* Begin *

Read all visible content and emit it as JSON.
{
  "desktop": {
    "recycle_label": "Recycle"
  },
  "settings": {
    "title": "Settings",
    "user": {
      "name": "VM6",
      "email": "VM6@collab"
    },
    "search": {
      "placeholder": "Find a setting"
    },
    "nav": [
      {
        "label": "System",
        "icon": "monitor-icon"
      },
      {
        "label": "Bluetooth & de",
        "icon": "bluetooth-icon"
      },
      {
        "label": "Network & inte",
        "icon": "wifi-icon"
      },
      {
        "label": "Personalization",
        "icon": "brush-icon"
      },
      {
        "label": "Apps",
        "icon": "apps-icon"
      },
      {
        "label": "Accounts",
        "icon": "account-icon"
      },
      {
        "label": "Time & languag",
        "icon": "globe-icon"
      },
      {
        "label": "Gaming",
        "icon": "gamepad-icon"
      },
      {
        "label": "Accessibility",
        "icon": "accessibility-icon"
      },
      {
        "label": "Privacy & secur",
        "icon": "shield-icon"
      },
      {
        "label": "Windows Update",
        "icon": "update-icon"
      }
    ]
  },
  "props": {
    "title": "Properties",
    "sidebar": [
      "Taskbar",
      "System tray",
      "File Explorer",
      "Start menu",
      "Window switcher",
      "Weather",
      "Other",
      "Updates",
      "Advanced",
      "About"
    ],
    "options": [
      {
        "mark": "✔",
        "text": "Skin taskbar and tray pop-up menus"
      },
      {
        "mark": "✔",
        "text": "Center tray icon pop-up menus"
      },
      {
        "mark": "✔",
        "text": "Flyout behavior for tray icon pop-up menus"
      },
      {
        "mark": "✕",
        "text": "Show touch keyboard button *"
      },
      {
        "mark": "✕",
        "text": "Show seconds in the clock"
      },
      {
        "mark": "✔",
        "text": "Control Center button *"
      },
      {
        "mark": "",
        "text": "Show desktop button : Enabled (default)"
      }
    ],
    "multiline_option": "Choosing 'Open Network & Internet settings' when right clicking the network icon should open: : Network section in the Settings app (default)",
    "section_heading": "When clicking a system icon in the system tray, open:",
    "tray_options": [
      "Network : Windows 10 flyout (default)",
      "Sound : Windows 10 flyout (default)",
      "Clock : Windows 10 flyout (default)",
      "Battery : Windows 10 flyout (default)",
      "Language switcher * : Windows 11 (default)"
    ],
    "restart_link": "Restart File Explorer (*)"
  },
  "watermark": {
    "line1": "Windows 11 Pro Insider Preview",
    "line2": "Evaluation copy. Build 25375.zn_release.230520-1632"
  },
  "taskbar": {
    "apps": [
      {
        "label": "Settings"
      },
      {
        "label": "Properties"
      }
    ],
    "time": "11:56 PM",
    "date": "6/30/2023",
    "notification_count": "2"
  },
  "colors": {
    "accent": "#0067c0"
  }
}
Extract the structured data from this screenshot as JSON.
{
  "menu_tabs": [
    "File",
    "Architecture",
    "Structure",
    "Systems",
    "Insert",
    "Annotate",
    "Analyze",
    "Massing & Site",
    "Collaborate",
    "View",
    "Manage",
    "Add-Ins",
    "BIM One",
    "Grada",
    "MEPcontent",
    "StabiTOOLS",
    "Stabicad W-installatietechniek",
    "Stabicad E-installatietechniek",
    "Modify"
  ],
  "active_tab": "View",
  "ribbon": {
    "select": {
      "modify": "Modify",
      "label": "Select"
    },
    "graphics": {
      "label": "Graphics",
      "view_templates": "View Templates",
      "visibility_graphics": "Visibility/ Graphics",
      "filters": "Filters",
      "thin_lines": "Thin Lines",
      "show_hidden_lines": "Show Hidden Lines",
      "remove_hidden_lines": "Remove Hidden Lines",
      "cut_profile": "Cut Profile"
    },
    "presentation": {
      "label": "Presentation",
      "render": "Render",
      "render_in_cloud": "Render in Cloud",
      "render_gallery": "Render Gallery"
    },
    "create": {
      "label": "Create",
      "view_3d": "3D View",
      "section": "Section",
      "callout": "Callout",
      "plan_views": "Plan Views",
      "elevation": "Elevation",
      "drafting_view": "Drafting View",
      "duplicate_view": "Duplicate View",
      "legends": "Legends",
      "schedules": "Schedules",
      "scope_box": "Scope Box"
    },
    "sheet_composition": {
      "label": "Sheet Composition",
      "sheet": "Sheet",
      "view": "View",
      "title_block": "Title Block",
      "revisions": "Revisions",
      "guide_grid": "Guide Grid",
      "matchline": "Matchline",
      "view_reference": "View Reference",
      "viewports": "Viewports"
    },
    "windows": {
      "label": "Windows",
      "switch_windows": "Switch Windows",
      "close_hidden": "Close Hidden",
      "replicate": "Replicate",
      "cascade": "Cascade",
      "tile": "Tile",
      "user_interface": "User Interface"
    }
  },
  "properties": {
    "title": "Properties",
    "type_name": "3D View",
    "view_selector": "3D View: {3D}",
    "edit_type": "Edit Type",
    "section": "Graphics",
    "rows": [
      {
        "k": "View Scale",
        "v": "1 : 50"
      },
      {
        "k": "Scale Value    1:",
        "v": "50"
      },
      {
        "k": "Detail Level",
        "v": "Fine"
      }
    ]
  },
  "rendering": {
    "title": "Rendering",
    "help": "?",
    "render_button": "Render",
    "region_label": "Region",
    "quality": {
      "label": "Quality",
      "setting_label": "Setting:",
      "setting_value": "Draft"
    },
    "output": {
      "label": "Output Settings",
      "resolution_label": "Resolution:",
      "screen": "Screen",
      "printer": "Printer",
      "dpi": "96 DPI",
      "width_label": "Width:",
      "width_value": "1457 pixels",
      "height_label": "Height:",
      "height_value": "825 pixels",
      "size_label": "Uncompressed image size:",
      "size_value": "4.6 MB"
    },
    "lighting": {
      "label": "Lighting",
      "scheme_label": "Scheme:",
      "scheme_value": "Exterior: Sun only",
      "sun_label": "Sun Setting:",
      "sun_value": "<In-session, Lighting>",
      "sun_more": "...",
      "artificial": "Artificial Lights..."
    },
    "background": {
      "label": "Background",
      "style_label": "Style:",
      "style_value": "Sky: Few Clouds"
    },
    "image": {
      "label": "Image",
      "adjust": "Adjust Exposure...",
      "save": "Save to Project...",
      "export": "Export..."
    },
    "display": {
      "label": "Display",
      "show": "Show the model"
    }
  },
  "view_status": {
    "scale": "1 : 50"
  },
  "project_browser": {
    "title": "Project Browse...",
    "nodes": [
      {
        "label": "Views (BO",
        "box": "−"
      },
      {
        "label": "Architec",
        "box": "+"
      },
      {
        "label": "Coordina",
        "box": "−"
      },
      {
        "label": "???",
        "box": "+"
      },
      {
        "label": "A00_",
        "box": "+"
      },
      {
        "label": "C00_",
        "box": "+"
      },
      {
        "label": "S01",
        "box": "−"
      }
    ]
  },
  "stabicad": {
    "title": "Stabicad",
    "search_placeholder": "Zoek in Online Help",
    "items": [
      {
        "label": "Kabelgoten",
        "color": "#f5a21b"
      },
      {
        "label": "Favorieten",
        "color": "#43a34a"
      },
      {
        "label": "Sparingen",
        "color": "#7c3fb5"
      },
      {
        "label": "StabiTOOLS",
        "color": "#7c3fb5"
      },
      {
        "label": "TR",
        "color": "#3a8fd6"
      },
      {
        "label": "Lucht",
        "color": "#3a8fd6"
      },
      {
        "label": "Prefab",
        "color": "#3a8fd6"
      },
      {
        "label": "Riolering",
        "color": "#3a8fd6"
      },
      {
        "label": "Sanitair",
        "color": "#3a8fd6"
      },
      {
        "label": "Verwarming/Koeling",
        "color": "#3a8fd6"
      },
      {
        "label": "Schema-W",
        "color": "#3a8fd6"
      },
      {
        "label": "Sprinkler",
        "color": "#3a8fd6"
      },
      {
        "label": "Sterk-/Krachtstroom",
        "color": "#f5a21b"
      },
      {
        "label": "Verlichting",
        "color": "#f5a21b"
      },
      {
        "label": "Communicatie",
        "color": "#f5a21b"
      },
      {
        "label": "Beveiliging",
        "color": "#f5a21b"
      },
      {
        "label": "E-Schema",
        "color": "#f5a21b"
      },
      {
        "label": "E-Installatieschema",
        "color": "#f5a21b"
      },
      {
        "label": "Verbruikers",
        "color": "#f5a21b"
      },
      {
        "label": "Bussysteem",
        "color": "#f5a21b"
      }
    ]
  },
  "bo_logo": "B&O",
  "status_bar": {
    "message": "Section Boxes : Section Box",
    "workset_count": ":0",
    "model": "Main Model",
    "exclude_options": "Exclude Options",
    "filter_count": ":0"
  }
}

* End *
* Begin *

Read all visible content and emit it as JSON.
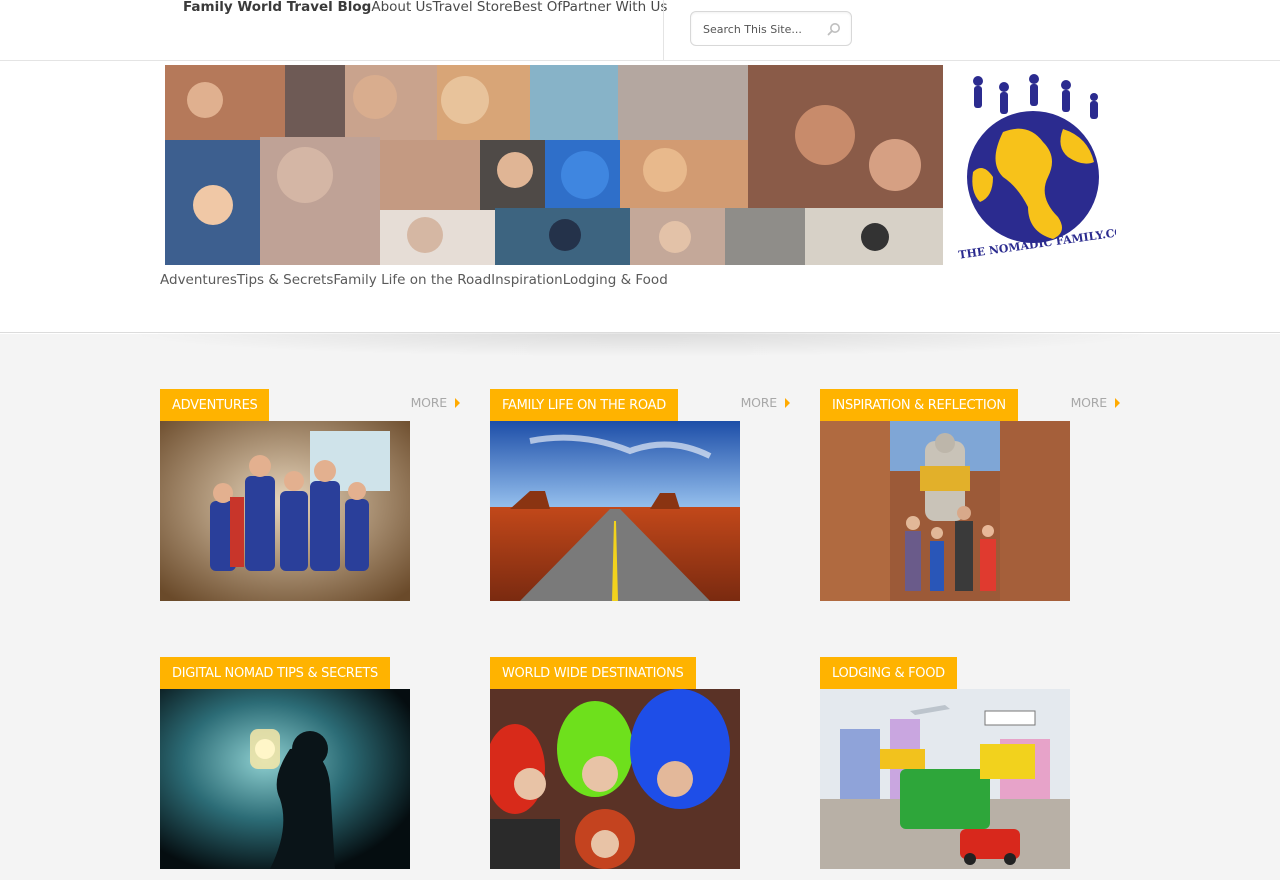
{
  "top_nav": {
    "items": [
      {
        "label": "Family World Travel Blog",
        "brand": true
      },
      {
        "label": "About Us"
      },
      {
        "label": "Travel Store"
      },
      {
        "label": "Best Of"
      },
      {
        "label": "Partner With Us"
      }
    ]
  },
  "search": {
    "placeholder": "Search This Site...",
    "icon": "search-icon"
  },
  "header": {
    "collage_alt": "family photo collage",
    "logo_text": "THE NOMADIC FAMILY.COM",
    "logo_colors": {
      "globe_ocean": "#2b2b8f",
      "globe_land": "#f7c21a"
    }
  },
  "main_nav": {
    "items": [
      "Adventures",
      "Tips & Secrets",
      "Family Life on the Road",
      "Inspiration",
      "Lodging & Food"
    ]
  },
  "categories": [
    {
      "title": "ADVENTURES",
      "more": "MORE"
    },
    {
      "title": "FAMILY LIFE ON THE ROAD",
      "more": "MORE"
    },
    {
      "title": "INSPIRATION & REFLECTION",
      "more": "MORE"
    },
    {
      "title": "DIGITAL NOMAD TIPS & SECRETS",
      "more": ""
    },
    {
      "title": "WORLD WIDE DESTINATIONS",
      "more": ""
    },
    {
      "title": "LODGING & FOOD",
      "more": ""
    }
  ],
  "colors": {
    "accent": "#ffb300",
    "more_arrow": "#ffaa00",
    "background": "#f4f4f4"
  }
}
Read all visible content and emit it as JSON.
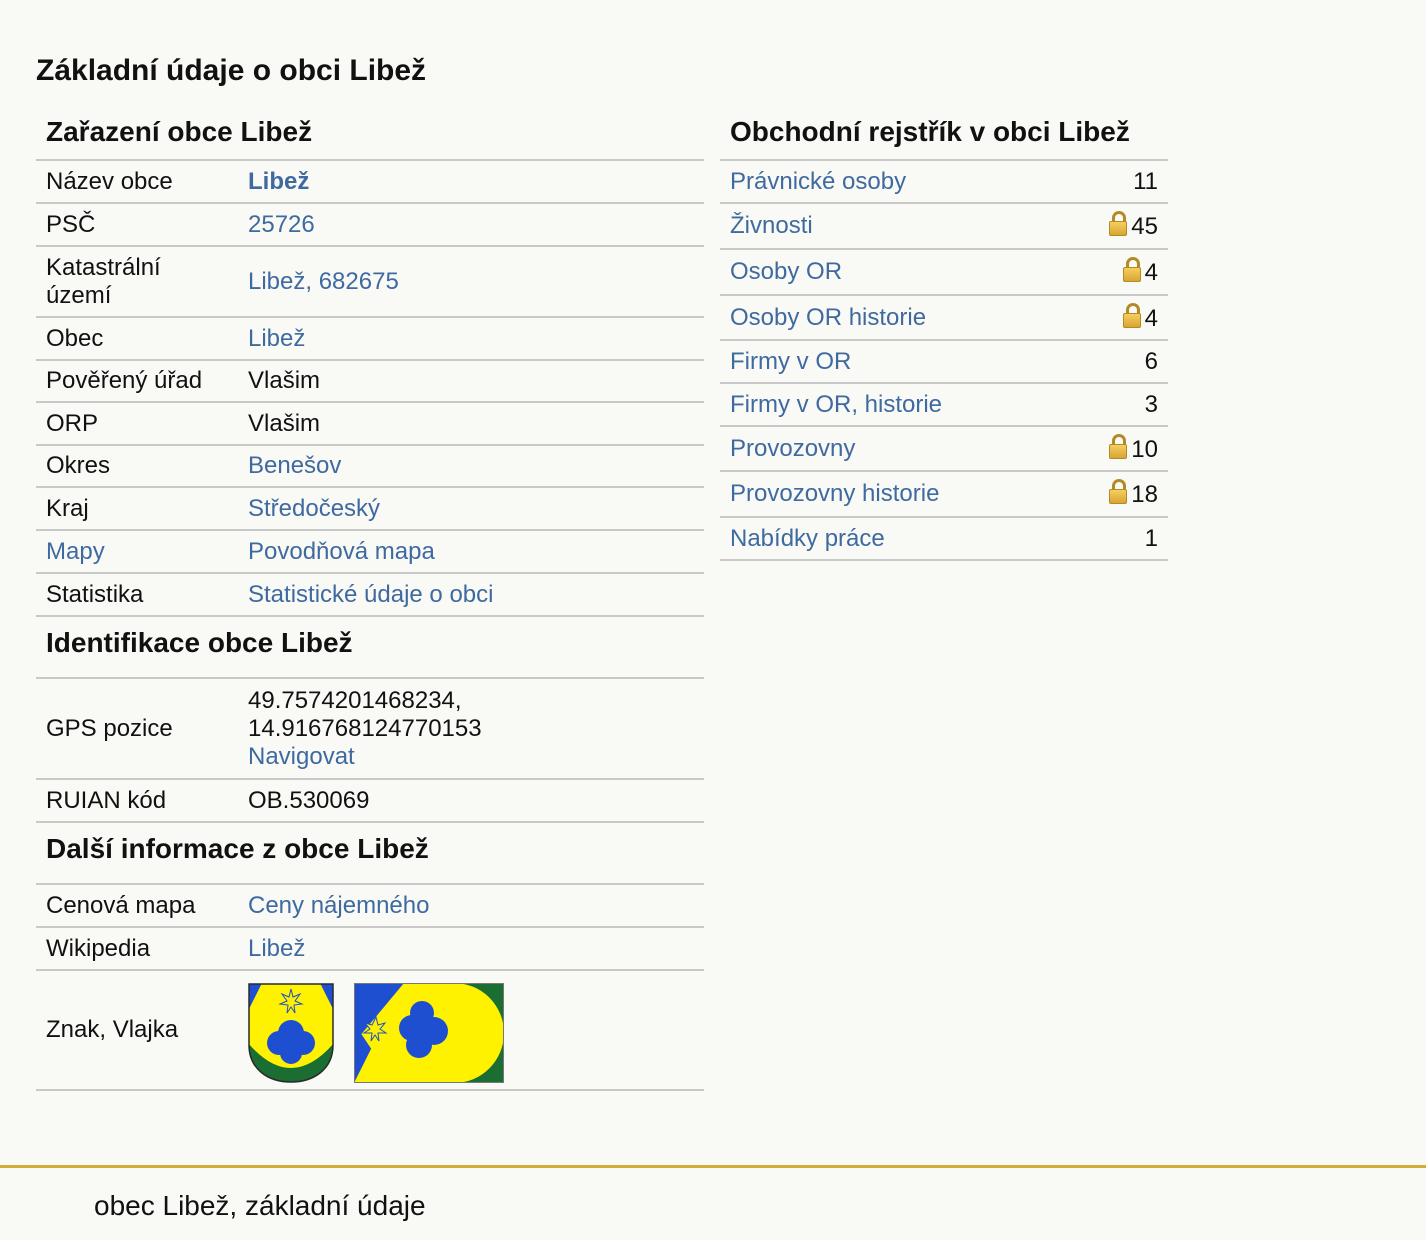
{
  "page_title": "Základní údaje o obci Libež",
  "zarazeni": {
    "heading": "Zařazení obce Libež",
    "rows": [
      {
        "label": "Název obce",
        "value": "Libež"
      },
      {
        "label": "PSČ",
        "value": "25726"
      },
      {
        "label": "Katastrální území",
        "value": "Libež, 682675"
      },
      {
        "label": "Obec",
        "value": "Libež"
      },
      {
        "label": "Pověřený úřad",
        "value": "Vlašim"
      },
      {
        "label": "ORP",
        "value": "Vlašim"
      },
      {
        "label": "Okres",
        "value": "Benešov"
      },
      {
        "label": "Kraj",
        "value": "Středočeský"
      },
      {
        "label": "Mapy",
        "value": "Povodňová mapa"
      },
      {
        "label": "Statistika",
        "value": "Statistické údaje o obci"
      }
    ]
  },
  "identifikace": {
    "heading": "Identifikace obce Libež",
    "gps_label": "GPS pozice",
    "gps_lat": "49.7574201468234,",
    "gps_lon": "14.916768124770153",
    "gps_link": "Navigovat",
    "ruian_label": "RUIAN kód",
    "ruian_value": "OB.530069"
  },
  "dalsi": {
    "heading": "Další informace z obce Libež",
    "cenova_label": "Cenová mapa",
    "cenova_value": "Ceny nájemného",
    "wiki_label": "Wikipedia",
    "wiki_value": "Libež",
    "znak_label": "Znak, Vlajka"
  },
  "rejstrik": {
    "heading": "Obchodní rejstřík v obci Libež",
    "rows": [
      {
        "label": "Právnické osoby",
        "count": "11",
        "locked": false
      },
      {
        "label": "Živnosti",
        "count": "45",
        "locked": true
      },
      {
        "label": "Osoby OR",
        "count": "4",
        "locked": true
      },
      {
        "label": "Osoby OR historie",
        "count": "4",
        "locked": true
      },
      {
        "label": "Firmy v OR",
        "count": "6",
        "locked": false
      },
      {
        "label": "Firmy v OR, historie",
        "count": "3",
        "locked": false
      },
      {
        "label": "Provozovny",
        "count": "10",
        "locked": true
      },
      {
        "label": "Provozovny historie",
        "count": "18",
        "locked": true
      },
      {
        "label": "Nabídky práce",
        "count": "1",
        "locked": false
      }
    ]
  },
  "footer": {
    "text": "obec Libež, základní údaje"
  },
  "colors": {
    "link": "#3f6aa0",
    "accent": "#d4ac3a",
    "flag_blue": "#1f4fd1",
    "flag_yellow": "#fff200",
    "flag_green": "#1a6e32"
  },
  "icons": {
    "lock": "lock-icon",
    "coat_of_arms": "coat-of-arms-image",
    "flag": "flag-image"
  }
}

* End *
* Begin *

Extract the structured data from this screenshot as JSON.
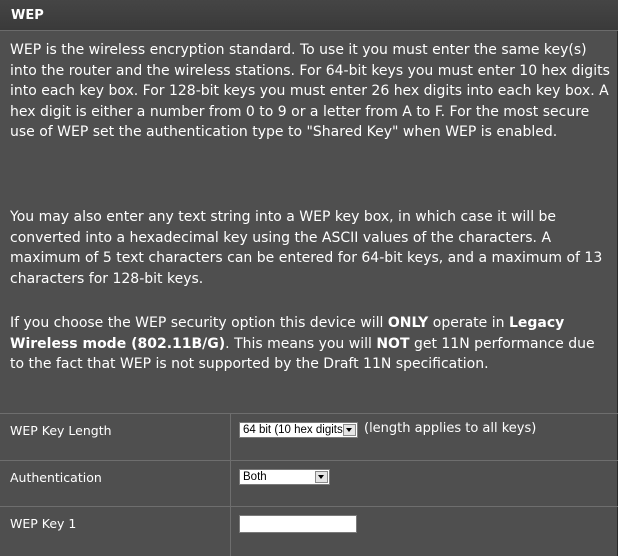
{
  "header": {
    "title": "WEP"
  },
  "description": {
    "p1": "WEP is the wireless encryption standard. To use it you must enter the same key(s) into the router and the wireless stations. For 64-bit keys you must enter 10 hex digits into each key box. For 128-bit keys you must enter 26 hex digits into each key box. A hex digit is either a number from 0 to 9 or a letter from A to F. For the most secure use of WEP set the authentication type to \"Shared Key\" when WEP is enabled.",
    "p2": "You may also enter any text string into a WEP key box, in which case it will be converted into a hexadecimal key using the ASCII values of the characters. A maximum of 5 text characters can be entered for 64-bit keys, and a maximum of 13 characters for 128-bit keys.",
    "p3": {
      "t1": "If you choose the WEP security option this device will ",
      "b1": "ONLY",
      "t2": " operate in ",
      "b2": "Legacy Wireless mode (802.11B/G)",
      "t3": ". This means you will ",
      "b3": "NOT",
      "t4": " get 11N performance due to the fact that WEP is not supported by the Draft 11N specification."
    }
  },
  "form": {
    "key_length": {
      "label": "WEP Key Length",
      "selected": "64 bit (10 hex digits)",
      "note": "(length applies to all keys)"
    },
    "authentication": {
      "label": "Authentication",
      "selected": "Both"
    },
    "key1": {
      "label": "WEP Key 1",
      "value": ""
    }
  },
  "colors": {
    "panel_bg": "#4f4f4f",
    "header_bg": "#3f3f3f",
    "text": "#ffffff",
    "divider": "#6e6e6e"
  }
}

* End *

GIVEN EXERCISE. Go through the entries and return each line where the word "Network" appears.

RESPONSE FOR THIS EXERCISE.
        "label": "Network & inte",
    "multiline_option": "Choosing 'Open Network & Internet settings' when right clicking the network icon should open: : Network section in the Settings app (default)",
      "Network : Windows 10 flyout (default)",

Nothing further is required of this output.